Department of Civil and Water Engineering, Université Laval, Québec, QC G1V 0A6, Canada
EcoLab, University of Toulouse, CNRS, INPT, UPS, Avenue de l’Agrobiopole, 31326 Castanet-Tolosan, France
Authors to whom correspondence should be addressed.
Received: 28 November 2018 / Accepted: 13 December 2018 / Published: 17 December 2018


Climate change is suspected to impact water circulation within the hydrological cycle at catchment scale. A SWAT model approach to assess the evolution of the many hydrological components of the Garonne catchment (Southern France) is deployed in this study. Performance over the calibration period (2000–2010) are satisfactory, with Nash–Sutcliffe ranging from 0.55 to 0.94 or R2 from 0.86 to 0.98. Similar performance values are obtained in validation (1962–2000). Water cycle is first analyzed based on past observed climatic data (1962–2010) to understand its variations and geographical spread. Comparison is then conducted against the different trends obtained from a climate ensemble over 2010–2050. Results show a strong impact on green water, such as a reduction of the soil water content (SWC) and a substantial increase in evapotranspiration (ET) in winter. In summer, however, some part of the watershed faces lower ET fluxes because of a lack of SWC to answer the evapotranspiratory demand, highlighting possible future deficits of green water stocks. Blue water fluxes are found significantly decreasing during summer, when in winter, discharge in the higher part of the watershed is found increasing because of a lower snow stock associated to an increase of liquid precipitation, benefiting surface runoff.
water cycle; climate change; SWAT modelling; coevolution of water resources; blue and green water

1. Introduction

Climate change has become an important factor in water management and planning [1]. Its impact on water resources must therefore be studied along regional and national policies. Numerous studies already assessed this impact on various hydrological components of the hydrologic cycle. In Europe, for instance, several reports [2,3] attest lesser water volumes in rivers; a conclusion notably shared by the IPCC AR5 report [1,4]. The documented trend was found unequally distributed over the year: volumes are increasing in winter but not to the point of compensating for a general diminution the rest of the year [5]. The general hydrological regime of rivers is thus evolving [6,7], including a change in frequency and magnitude of extreme events. Still, discharge is not the only component of the water cycle to be impacted by climate change. The cryosphere, which locally dictates streamflow [8], is declining in volume and extent across the European continent. For example, a lost from 4 to 10 cm of snowfall per decade have been identified over the last century [9,10,11]. Groundwaters are impacted as well but, in this instance, it is particularly difficult to separate the role of climate change from other anthropogenic interferences [12,13,14]. Their recharge is nonetheless expected to decrease over Europe, with the exception of a short winter period in the northern parts of the continent [15]. Evapotranspiration processes are also altered [16,17,18,19,20], leading to changes in the soil water content [21,22]. All these processes being intertwined, it appears obvious that any modification on one component could be transmitted to the others. For instance, the evolution of the soil water content is strongly linked to changes in evapotranspiration [20] and groundwater recharge that in turn modulates discharge intensities [23].

- _Stored data_
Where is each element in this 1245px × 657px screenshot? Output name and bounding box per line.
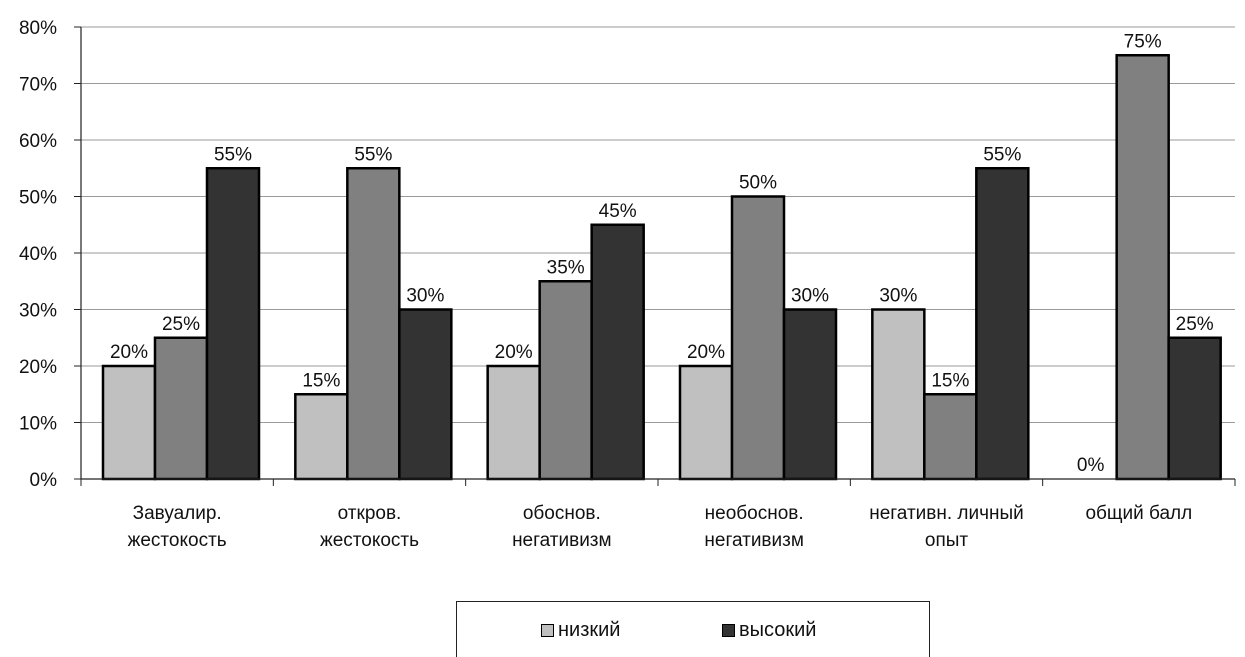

- _Tasks to perform_
1 > Retype part of the Garonne catchment text, starting with "Department of Civil" and going on through "should be addressed.".
2 > In the Garonne catchment text, what years make up the calibration period?
The material comes from a different source than the text on the Garonne catchment.

- _Exercise solutions_
1 >
Department of Civil and Water Engineering, Université Laval, Québec, QC G1V 0A6, Canada
EcoLab, University of Toulouse, CNRS, INPT, UPS, Avenue de l’Agrobiopole, 31326 Castanet-Tolosan, France
Authors to whom correspondence should be addressed.

2 > 2000–2010